Leave the pictures out, and retype all of the material exactly as written.

══ Data section

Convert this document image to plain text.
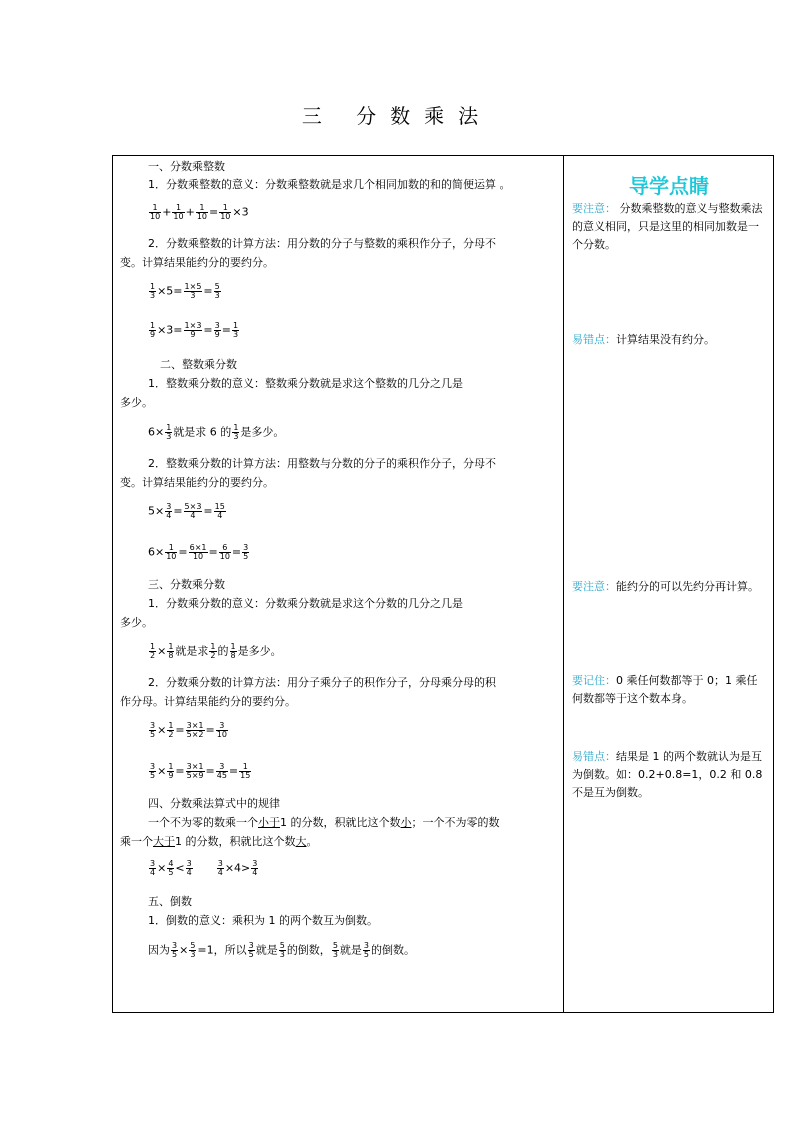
三 分数乘法
一、分数乘整数
1．分数乘整数的意义：分数乘整数就是求几个相同加数的和的简便运算 。
$\frac{1}{10} + \frac{1}{10} + \frac{1}{10} = \frac{1}{10} \times 3$
2．分数乘整数的计算方法：用分数的分子与整数的乘积作分子，分母不
变。计算结果能约分的要约分。
$\frac{1}{3} \times 5= \frac{1\times 5}{3} = \frac{5}{3}$
$\frac{1}{9} \times 3= \frac{1\times 3}{9} = \frac{3}{9} = \frac{1}{3}$
二、整数乘分数
1．整数乘分数的意义：整数乘分数就是求这个整数的几分之几是
多少。
$6\times \frac{1}{3}$ 就是求 6 的 $\frac{1}{3}$ 是多少。
2．整数乘分数的计算方法：用整数与分数的分子的乘积作分子，分母不
变。计算结果能约分的要约分。
$5\times \frac{3}{4} = \frac{5\times 3}{4} = \frac{15}{4}$
$6\times \frac{1}{10} = \frac{6\times 1}{10} = \frac{6}{10} = \frac{3}{5}$
三、分数乘分数
1．分数乘分数的意义：分数乘分数就是求这个分数的几分之几是
多少。
$\frac{1}{2} \times \frac{1}{8}$ 就是求 $\frac{1}{2}$ 的 $\frac{1}{8}$ 是多少。
2．分数乘分数的计算方法：用分子乘分子的积作分子，分母乘分母的积
作分母。计算结果能约分的要约分。
$\frac{3}{5} \times \frac{1}{2} = \frac{3\times 1}{5\times 2} = \frac{3}{10}$
$\frac{3}{5} \times \frac{1}{9} = \frac{3\times 1}{5\times 9} = \frac{3}{45} = \frac{1}{15}$
四、分数乘法算式中的规律
一个不为零的数乘一个小于1 的分数，积就比这个数小；一个不为零的数
乘一个大于1 的分数，积就比这个数大。
$\frac{3}{4} \times \frac{4}{5} < \frac{3}{4}$	$\frac{3}{4} \times 4> \frac{3}{4}$
五、倒数
1．倒数的意义：乘积为 1 的两个数互为倒数。
因为 $\frac{3}{5} \times \frac{5}{3} =1$，所以 $\frac{3}{5}$ 就是 $\frac{5}{3}$ 的倒数， $\frac{5}{3}$ 就是 $\frac{3}{5}$ 的倒数。
导学点睛
要注意： 分数乘整数的意义与整数乘法的意义相同，只是这里的相同加数是一个分数。
易错点：计算结果没有约分。
要注意：能约分的可以先约分再计算。
要记住：0 乘任何数都等于 0；1 乘任何数都等于这个数本身。
易错点：结果是 1 的两个数就认为是互为倒数。如：0.2+0.8=1，0.2 和 0.8 不是互为倒数。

════

◆ **Problem solution**
Convert this document image to plain text.
三 分数乘法
一、分数乘整数
1．分数乘整数的意义：分数乘整数就是求几个相同加数的和的简便运算 。
$\frac{1}{10} + \frac{1}{10} + \frac{1}{10} = \frac{1}{10} \times 3$
2．分数乘整数的计算方法：用分数的分子与整数的乘积作分子，分母不
变。计算结果能约分的要约分。
$\frac{1}{3} \times 5= \frac{1\times 5}{3} = \frac{5}{3}$
$\frac{1}{9} \times 3= \frac{1\times 3}{9} = \frac{3}{9} = \frac{1}{3}$
二、整数乘分数
1．整数乘分数的意义：整数乘分数就是求这个整数的几分之几是
多少。
$6\times \frac{1}{3}$ 就是求 6 的 $\frac{1}{3}$ 是多少。
2．整数乘分数的计算方法：用整数与分数的分子的乘积作分子，分母不
变。计算结果能约分的要约分。
$5\times \frac{3}{4} = \frac{5\times 3}{4} = \frac{15}{4}$
$6\times \frac{1}{10} = \frac{6\times 1}{10} = \frac{6}{10} = \frac{3}{5}$
三、分数乘分数
1．分数乘分数的意义：分数乘分数就是求这个分数的几分之几是
多少。
$\frac{1}{2} \times \frac{1}{8}$ 就是求 $\frac{1}{2}$ 的 $\frac{1}{8}$ 是多少。
2．分数乘分数的计算方法：用分子乘分子的积作分子，分母乘分母的积
作分母。计算结果能约分的要约分。
$\frac{3}{5} \times \frac{1}{2} = \frac{3\times 1}{5\times 2} = \frac{3}{10}$
$\frac{3}{5} \times \frac{1}{9} = \frac{3\times 1}{5\times 9} = \frac{3}{45} = \frac{1}{15}$
四、分数乘法算式中的规律
一个不为零的数乘一个小于1 的分数，积就比这个数小；一个不为零的数
乘一个大于1 的分数，积就比这个数大。
$\frac{3}{4} \times \frac{4}{5} < \frac{3}{4}$	$\frac{3}{4} \times 4> \frac{3}{4}$
五、倒数
1．倒数的意义：乘积为 1 的两个数互为倒数。
因为 $\frac{3}{5} \times \frac{5}{3} =1$，所以 $\frac{3}{5}$ 就是 $\frac{5}{3}$ 的倒数， $\frac{5}{3}$ 就是 $\frac{3}{5}$ 的倒数。
导学点睛
要注意： 分数乘整数的意义与整数乘法的意义相同，只是这里的相同加数是一个分数。
易错点：计算结果没有约分。
要注意：能约分的可以先约分再计算。
要记住：0 乘任何数都等于 0；1 乘任何数都等于这个数本身。
易错点：结果是 1 的两个数就认为是互为倒数。如：0.2+0.8=1，0.2 和 0.8 不是互为倒数。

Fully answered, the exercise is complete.